TASK DESCRIPTION.
Write out each line that follows exactly as it stands, without the pictures.

TASK INPUT.
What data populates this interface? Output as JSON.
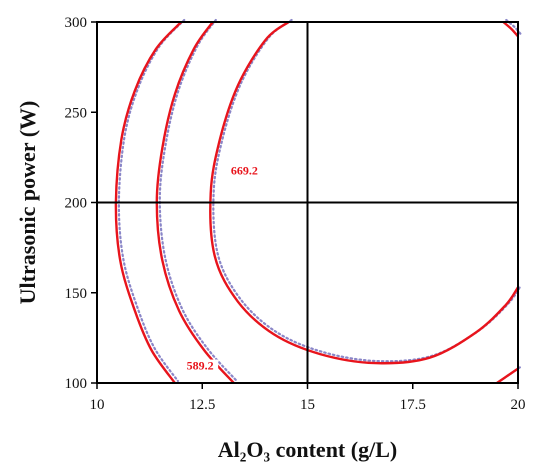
{
  "chart_data": {
    "type": "contour",
    "title": "",
    "xlabel": "Al₂O₃ content (g/L)",
    "ylabel": "Ultrasonic power (W)",
    "xlim": [
      10,
      20
    ],
    "ylim": [
      100,
      300
    ],
    "x_ticks": [
      {
        "value": 10,
        "label": "10"
      },
      {
        "value": 12.5,
        "label": "12.5"
      },
      {
        "value": 15,
        "label": "15"
      },
      {
        "value": 17.5,
        "label": "17.5"
      },
      {
        "value": 20,
        "label": "20"
      }
    ],
    "y_ticks": [
      {
        "value": 100,
        "label": "100"
      },
      {
        "value": 150,
        "label": "150"
      },
      {
        "value": 200,
        "label": "200"
      },
      {
        "value": 250,
        "label": "250"
      },
      {
        "value": 300,
        "label": "300"
      }
    ],
    "crosshair": {
      "x": 15,
      "y": 200
    },
    "colors": {
      "contour": "#e8141c",
      "dotted": "#8a86c8",
      "crosshair": "#000000"
    },
    "contours": [
      {
        "points": [
          [
            12.0,
            300
          ],
          [
            11.4,
            285
          ],
          [
            10.9,
            262
          ],
          [
            10.58,
            235
          ],
          [
            10.45,
            200
          ],
          [
            10.55,
            168
          ],
          [
            10.9,
            140
          ],
          [
            11.3,
            118
          ],
          [
            11.85,
            100
          ]
        ]
      },
      {
        "label": "589.2",
        "label_at": [
          12.45,
          108
        ],
        "points": [
          [
            12.75,
            300
          ],
          [
            12.3,
            285
          ],
          [
            11.85,
            260
          ],
          [
            11.55,
            230
          ],
          [
            11.42,
            200
          ],
          [
            11.55,
            168
          ],
          [
            11.95,
            140
          ],
          [
            12.55,
            118
          ],
          [
            13.25,
            100
          ]
        ]
      },
      {
        "label": "669.2",
        "label_at": [
          13.5,
          216
        ],
        "points": [
          [
            14.55,
            300
          ],
          [
            14.0,
            290
          ],
          [
            13.35,
            265
          ],
          [
            12.92,
            235
          ],
          [
            12.7,
            205
          ],
          [
            12.8,
            170
          ],
          [
            13.35,
            145
          ],
          [
            14.2,
            127
          ],
          [
            15.3,
            116
          ],
          [
            16.6,
            111
          ],
          [
            17.9,
            114
          ],
          [
            19.0,
            128
          ],
          [
            19.7,
            143
          ],
          [
            20.0,
            153
          ]
        ]
      },
      {
        "points": [
          [
            19.65,
            300
          ],
          [
            19.85,
            296
          ],
          [
            20.0,
            292
          ]
        ]
      },
      {
        "points": [
          [
            19.5,
            100
          ],
          [
            19.75,
            104
          ],
          [
            20.0,
            108
          ]
        ]
      }
    ]
  }
}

RESULT.
What data populates this interface? Output as JSON.
{
  "chart_data": {
    "type": "contour",
    "title": "",
    "xlabel": "Al₂O₃ content (g/L)",
    "ylabel": "Ultrasonic power (W)",
    "xlim": [
      10,
      20
    ],
    "ylim": [
      100,
      300
    ],
    "x_ticks": [
      {
        "value": 10,
        "label": "10"
      },
      {
        "value": 12.5,
        "label": "12.5"
      },
      {
        "value": 15,
        "label": "15"
      },
      {
        "value": 17.5,
        "label": "17.5"
      },
      {
        "value": 20,
        "label": "20"
      }
    ],
    "y_ticks": [
      {
        "value": 100,
        "label": "100"
      },
      {
        "value": 150,
        "label": "150"
      },
      {
        "value": 200,
        "label": "200"
      },
      {
        "value": 250,
        "label": "250"
      },
      {
        "value": 300,
        "label": "300"
      }
    ],
    "crosshair": {
      "x": 15,
      "y": 200
    },
    "colors": {
      "contour": "#e8141c",
      "dotted": "#8a86c8",
      "crosshair": "#000000"
    },
    "contours": [
      {
        "points": [
          [
            12.0,
            300
          ],
          [
            11.4,
            285
          ],
          [
            10.9,
            262
          ],
          [
            10.58,
            235
          ],
          [
            10.45,
            200
          ],
          [
            10.55,
            168
          ],
          [
            10.9,
            140
          ],
          [
            11.3,
            118
          ],
          [
            11.85,
            100
          ]
        ]
      },
      {
        "label": "589.2",
        "label_at": [
          12.45,
          108
        ],
        "points": [
          [
            12.75,
            300
          ],
          [
            12.3,
            285
          ],
          [
            11.85,
            260
          ],
          [
            11.55,
            230
          ],
          [
            11.42,
            200
          ],
          [
            11.55,
            168
          ],
          [
            11.95,
            140
          ],
          [
            12.55,
            118
          ],
          [
            13.25,
            100
          ]
        ]
      },
      {
        "label": "669.2",
        "label_at": [
          13.5,
          216
        ],
        "points": [
          [
            14.55,
            300
          ],
          [
            14.0,
            290
          ],
          [
            13.35,
            265
          ],
          [
            12.92,
            235
          ],
          [
            12.7,
            205
          ],
          [
            12.8,
            170
          ],
          [
            13.35,
            145
          ],
          [
            14.2,
            127
          ],
          [
            15.3,
            116
          ],
          [
            16.6,
            111
          ],
          [
            17.9,
            114
          ],
          [
            19.0,
            128
          ],
          [
            19.7,
            143
          ],
          [
            20.0,
            153
          ]
        ]
      },
      {
        "points": [
          [
            19.65,
            300
          ],
          [
            19.85,
            296
          ],
          [
            20.0,
            292
          ]
        ]
      },
      {
        "points": [
          [
            19.5,
            100
          ],
          [
            19.75,
            104
          ],
          [
            20.0,
            108
          ]
        ]
      }
    ]
  }
}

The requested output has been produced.